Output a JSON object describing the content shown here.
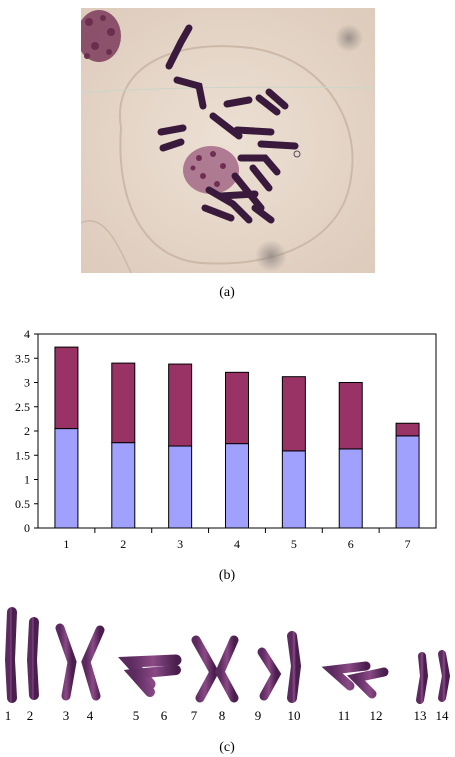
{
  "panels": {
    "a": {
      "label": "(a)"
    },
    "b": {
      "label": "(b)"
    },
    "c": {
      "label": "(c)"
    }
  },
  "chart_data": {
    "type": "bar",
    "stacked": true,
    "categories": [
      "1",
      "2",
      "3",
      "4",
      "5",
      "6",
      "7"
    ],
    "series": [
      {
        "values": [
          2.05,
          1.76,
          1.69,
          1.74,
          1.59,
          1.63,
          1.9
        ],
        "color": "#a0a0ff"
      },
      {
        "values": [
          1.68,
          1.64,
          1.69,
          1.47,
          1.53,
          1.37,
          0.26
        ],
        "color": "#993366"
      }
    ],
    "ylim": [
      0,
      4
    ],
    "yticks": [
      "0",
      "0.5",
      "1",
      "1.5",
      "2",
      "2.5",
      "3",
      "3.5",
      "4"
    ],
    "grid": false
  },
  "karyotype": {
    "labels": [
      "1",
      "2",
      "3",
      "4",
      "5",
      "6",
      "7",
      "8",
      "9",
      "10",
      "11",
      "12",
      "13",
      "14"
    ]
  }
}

####

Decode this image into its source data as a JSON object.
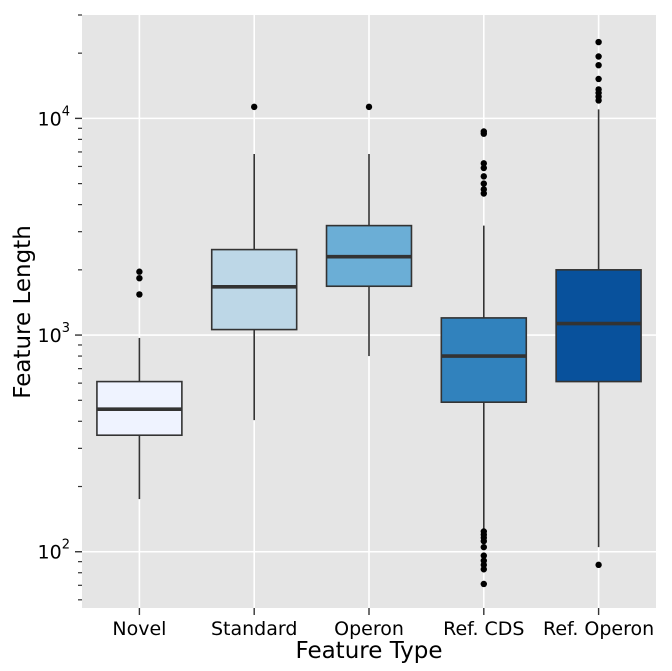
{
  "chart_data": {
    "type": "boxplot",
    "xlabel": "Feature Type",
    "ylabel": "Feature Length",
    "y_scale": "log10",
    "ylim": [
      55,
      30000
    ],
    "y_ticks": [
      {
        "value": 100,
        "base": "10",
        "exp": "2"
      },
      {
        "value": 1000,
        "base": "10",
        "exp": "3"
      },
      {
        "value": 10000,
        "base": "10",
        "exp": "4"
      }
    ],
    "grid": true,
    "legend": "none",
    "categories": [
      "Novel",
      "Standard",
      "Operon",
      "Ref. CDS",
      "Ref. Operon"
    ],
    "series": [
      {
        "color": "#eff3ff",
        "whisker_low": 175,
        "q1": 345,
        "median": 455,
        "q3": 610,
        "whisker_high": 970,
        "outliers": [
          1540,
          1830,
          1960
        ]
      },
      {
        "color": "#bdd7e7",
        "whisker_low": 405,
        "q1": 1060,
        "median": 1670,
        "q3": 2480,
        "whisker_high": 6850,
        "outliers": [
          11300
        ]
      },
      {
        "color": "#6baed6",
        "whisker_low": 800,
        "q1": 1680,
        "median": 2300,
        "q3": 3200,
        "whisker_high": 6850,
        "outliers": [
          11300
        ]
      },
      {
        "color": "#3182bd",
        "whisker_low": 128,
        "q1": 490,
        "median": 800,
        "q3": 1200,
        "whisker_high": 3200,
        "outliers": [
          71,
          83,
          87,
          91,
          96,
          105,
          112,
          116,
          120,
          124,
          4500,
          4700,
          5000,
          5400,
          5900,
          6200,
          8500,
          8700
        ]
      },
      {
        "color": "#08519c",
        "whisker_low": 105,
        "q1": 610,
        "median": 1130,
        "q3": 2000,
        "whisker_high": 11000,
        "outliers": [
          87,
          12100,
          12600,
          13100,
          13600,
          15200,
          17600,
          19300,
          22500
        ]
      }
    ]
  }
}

####

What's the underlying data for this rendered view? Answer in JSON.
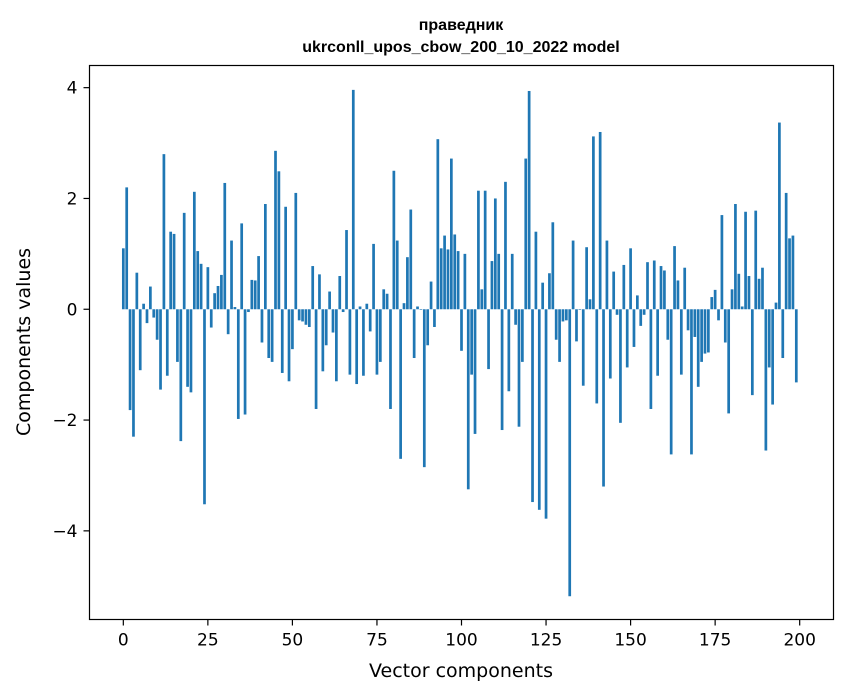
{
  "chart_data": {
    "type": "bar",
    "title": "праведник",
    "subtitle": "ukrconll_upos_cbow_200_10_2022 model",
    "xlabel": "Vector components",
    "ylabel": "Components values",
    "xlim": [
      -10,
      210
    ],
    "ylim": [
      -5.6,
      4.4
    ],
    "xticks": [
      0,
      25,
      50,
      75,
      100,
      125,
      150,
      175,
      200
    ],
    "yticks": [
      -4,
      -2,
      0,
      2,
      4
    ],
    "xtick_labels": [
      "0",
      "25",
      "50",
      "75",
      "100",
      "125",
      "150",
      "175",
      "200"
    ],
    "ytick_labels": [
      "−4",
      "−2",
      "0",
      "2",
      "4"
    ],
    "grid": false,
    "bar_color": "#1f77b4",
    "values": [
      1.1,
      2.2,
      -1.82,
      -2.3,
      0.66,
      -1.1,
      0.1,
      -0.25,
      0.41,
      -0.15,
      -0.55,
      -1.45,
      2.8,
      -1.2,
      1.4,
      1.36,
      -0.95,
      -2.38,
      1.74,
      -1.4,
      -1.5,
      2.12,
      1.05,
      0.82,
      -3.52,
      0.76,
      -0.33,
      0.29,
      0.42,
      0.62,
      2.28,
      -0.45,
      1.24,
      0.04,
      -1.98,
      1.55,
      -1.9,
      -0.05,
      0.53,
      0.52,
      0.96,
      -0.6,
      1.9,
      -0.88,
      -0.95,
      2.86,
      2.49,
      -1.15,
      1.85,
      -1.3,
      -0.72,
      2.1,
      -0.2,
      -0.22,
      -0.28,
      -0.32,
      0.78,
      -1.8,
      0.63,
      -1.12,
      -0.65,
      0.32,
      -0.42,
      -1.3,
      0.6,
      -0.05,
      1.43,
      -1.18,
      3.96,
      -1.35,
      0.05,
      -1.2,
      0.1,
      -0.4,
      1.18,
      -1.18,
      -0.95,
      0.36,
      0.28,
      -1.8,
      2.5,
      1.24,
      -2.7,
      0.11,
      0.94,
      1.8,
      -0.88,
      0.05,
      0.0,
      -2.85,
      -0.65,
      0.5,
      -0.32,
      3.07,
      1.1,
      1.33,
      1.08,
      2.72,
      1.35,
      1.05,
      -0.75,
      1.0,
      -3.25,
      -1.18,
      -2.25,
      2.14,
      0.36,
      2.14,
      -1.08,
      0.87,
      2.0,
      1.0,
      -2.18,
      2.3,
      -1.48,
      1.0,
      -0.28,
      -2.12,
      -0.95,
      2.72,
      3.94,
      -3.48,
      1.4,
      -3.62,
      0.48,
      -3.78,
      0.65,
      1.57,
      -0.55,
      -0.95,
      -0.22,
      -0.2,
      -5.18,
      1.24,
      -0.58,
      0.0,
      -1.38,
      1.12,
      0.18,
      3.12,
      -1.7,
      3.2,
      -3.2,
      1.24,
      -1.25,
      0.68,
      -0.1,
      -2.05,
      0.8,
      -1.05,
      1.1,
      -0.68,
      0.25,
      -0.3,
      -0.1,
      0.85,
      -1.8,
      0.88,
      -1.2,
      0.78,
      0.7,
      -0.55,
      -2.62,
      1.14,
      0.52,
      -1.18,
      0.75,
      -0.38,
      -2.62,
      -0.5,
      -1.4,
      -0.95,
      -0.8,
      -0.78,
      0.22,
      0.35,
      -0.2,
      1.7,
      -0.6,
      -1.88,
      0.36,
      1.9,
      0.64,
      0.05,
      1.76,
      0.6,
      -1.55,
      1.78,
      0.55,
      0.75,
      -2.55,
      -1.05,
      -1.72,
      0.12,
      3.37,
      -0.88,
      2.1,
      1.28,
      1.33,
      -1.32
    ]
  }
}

####

Written request: Show every line from the listing above in which the string "values" appears.

Full output:
        "values": [
        "values": [
    "ylabel": "Components values",
    "values": [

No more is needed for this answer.